(Description of the task): Exclude the pictures and return every line exactly as written.

## Begin Records shown

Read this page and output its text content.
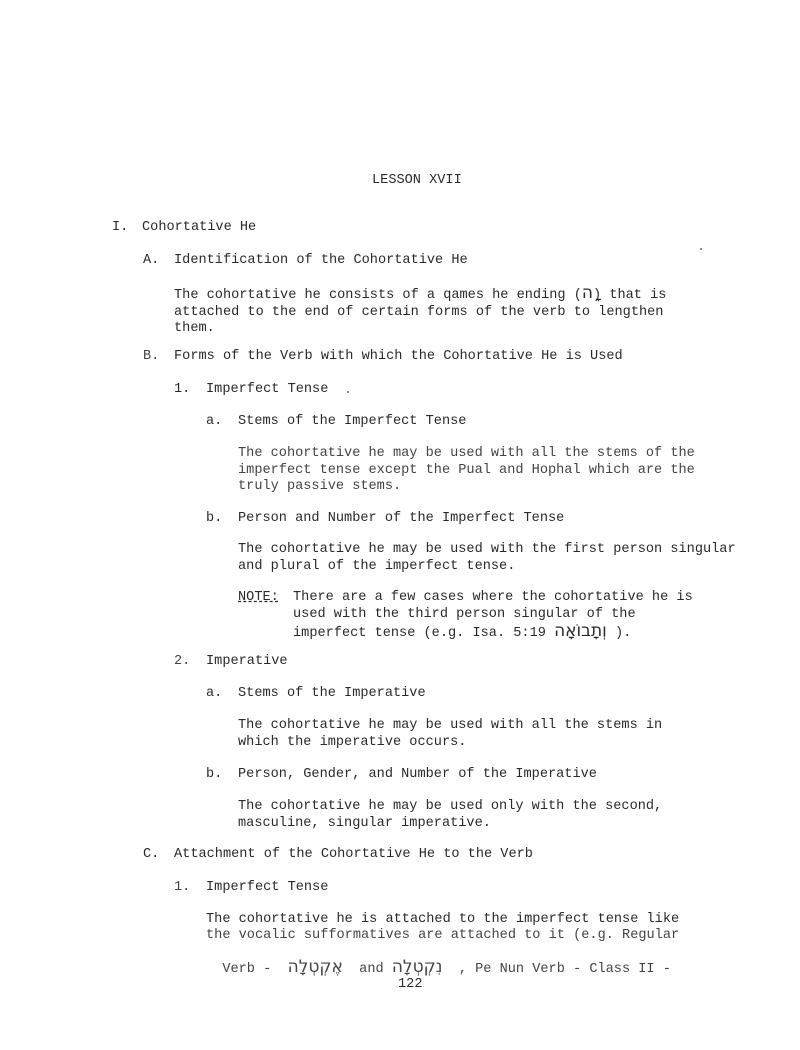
LESSON XVII
I. Cohortative He
A. Identification of the Cohortative He
The cohortative he consists of a qames he ending (ָה) that is attached to the end of certain forms of the verb to lengthen them.
B. Forms of the Verb with which the Cohortative He is Used
1. Imperfect Tense
a. Stems of the Imperfect Tense
The cohortative he may be used with all the stems of the imperfect tense except the Pual and Hophal which are the truly passive stems.
b. Person and Number of the Imperfect Tense
The cohortative he may be used with the first person singular and plural of the imperfect tense.
NOTE: There are a few cases where the cohortative he is used with the third person singular of the imperfect tense (e.g. Isa. 5:19 וְתָבוֹאָה ).
2. Imperative
a. Stems of the Imperative
The cohortative he may be used with all the stems in which the imperative occurs.
b. Person, Gender, and Number of the Imperative
The cohortative he may be used only with the second, masculine, singular imperative.
C. Attachment of the Cohortative He to the Verb
1. Imperfect Tense
The cohortative he is attached to the imperfect tense like
the vocalic sufformatives are attached to it (e.g. Regular

Verb - אֶקְטְלָה and נִקְטְלָה , Pe Nun Verb - Class II -

122
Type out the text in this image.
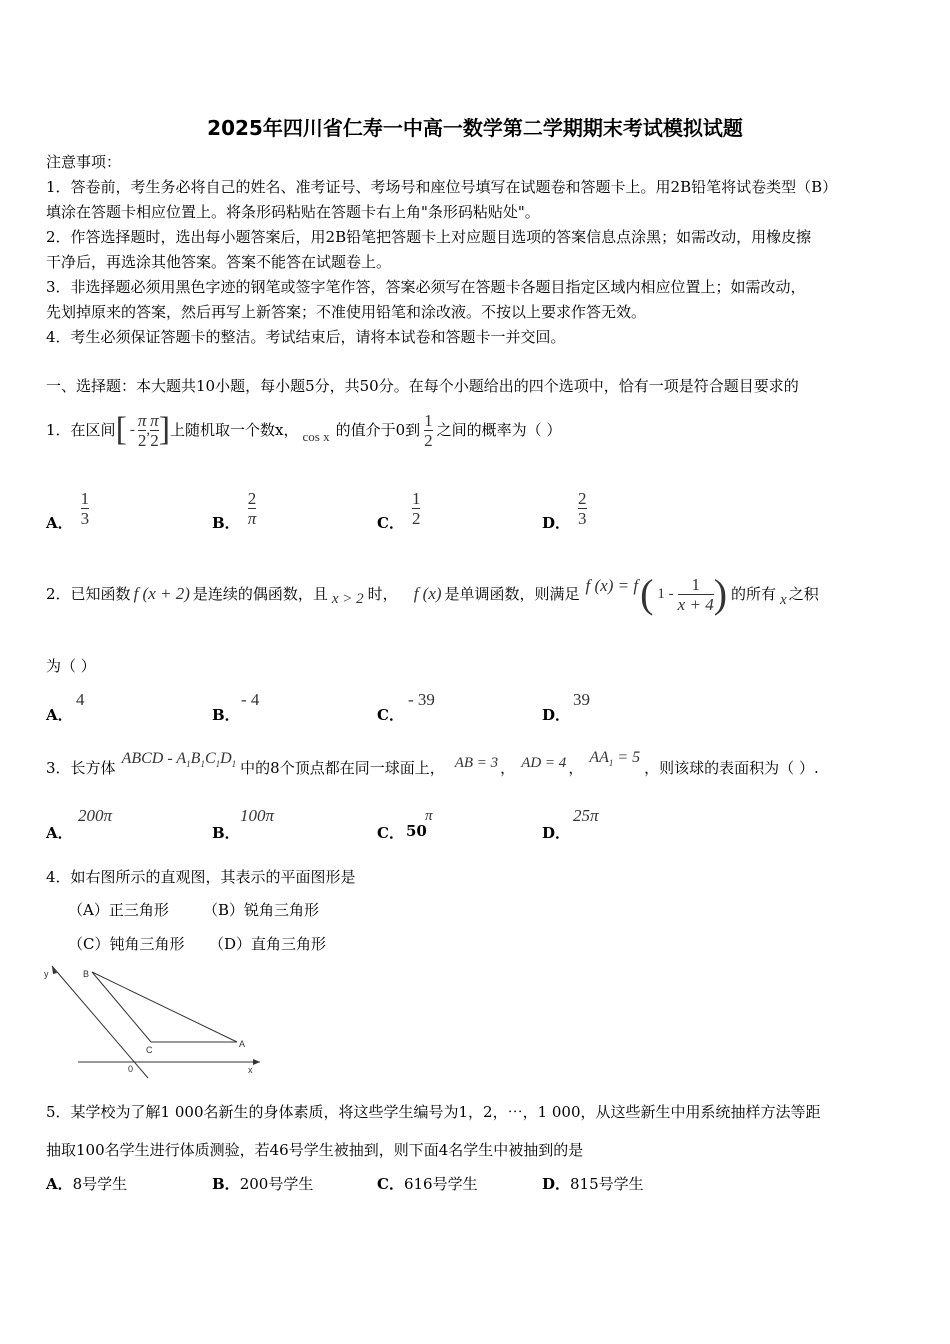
2025年四川省仁寿一中高一数学第二学期期末考试模拟试题
注意事项：
1．答卷前，考生务必将自己的姓名、准考证号、考场号和座位号填写在试题卷和答题卡上。用2B铅笔将试卷类型（B）
填涂在答题卡相应位置上。将条形码粘贴在答题卡右上角"条形码粘贴处"。
2．作答选择题时，选出每小题答案后，用2B铅笔把答题卡上对应题目选项的答案信息点涂黑；如需改动，用橡皮擦
干净后，再选涂其他答案。答案不能答在试题卷上。
3．非选择题必须用黑色字迹的钢笔或签字笔作答，答案必须写在答题卡各题目指定区域内相应位置上；如需改动，
先划掉原来的答案，然后再写上新答案；不准使用铅笔和涂改液。不按以上要求作答无效。
4．考生必须保证答题卡的整洁。考试结束后，请将本试卷和答题卡一并交回。
一、选择题：本大题共10小题，每小题5分，共50分。在每个小题给出的四个选项中，恰有一项是符合题目要求的
1． 在区间 [ - $\frac{\pi}{2}$ , $\frac{\pi}{2}$ ] 上随机取一个数x， cos x 的值介于0到 $\frac{1}{2}$ 之间的概率为（ ）
A． $\frac{1}{3}$	B． $\frac{2}{\pi}$	C． $\frac{1}{2}$	D． $\frac{2}{3}$
2． 已知函数 f (x + 2) 是连续的偶函数，且 x > 2 时， f (x) 是单调函数，则满足 f (x) = f ( $1 - \frac{1}{x + 4}$ ) 的所有 x 之积
为（ ）
A．
4
B．
- 4
C．
- 39
D．
39
3． 长方体
ABCD - $A_1B_1C_1D_1$ 中的8个顶点都在同一球面上， AB = 3 ， AD = 4 ，
$AA_1 = 5$
，则该球的表面积为（ ）.
A．
200π
B．
100π
C． 50
π
D．
25π
4．如右图所示的直观图，其表示的平面图形是
（A）正三角形 （B）锐角三角形
（C）钝角三角形 （D）直角三角形
y	B
C
A
0	x
5．某学校为了解1 000名新生的身体素质，将这些学生编号为1，2，⋯，1 000，从这些新生中用系统抽样方法等距
抽取100名学生进行体质测验，若46号学生被抽到，则下面4名学生中被抽到的是
A．8号学生	B．200号学生	C．616号学生	D．815号学生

## End Records shown

(Answer):
Read this page and output its text content.
LESSON XVII
I. Cohortative He
A. Identification of the Cohortative He
The cohortative he consists of a qames he ending (ָה) that is attached to the end of certain forms of the verb to lengthen them.
B. Forms of the Verb with which the Cohortative He is Used
1. Imperfect Tense
a. Stems of the Imperfect Tense
The cohortative he may be used with all the stems of the imperfect tense except the Pual and Hophal which are the truly passive stems.
b. Person and Number of the Imperfect Tense
The cohortative he may be used with the first person singular and plural of the imperfect tense.
NOTE: There are a few cases where the cohortative he is used with the third person singular of the imperfect tense (e.g. Isa. 5:19 וְתָבוֹאָה ).
2. Imperative
a. Stems of the Imperative
The cohortative he may be used with all the stems in which the imperative occurs.
b. Person, Gender, and Number of the Imperative
The cohortative he may be used only with the second, masculine, singular imperative.
C. Attachment of the Cohortative He to the Verb
1. Imperfect Tense
The cohortative he is attached to the imperfect tense like
the vocalic sufformatives are attached to it (e.g. Regular

Verb - אֶקְטְלָה and נִקְטְלָה , Pe Nun Verb - Class II -

122
Type out the text in this image.
2025年四川省仁寿一中高一数学第二学期期末考试模拟试题
注意事项：
1．答卷前，考生务必将自己的姓名、准考证号、考场号和座位号填写在试题卷和答题卡上。用2B铅笔将试卷类型（B）
填涂在答题卡相应位置上。将条形码粘贴在答题卡右上角"条形码粘贴处"。
2．作答选择题时，选出每小题答案后，用2B铅笔把答题卡上对应题目选项的答案信息点涂黑；如需改动，用橡皮擦
干净后，再选涂其他答案。答案不能答在试题卷上。
3．非选择题必须用黑色字迹的钢笔或签字笔作答，答案必须写在答题卡各题目指定区域内相应位置上；如需改动，
先划掉原来的答案，然后再写上新答案；不准使用铅笔和涂改液。不按以上要求作答无效。
4．考生必须保证答题卡的整洁。考试结束后，请将本试卷和答题卡一并交回。
一、选择题：本大题共10小题，每小题5分，共50分。在每个小题给出的四个选项中，恰有一项是符合题目要求的
1． 在区间 [ - $\frac{\pi}{2}$ , $\frac{\pi}{2}$ ] 上随机取一个数x， cos x 的值介于0到 $\frac{1}{2}$ 之间的概率为（ ）
A． $\frac{1}{3}$	B． $\frac{2}{\pi}$	C． $\frac{1}{2}$	D． $\frac{2}{3}$
2． 已知函数 f (x + 2) 是连续的偶函数，且 x > 2 时， f (x) 是单调函数，则满足 f (x) = f ( $1 - \frac{1}{x + 4}$ ) 的所有 x 之积
为（ ）
A．
4
B．
- 4
C．
- 39
D．
39
3． 长方体
ABCD - $A_1B_1C_1D_1$ 中的8个顶点都在同一球面上， AB = 3 ， AD = 4 ，
$AA_1 = 5$
，则该球的表面积为（ ）.
A．
200π
B．
100π
C． 50
π
D．
25π
4．如右图所示的直观图，其表示的平面图形是
（A）正三角形 （B）锐角三角形
（C）钝角三角形 （D）直角三角形
y	B
C
A
0	x
5．某学校为了解1 000名新生的身体素质，将这些学生编号为1，2，⋯，1 000，从这些新生中用系统抽样方法等距
抽取100名学生进行体质测验，若46号学生被抽到，则下面4名学生中被抽到的是
A．8号学生	B．200号学生	C．616号学生	D．815号学生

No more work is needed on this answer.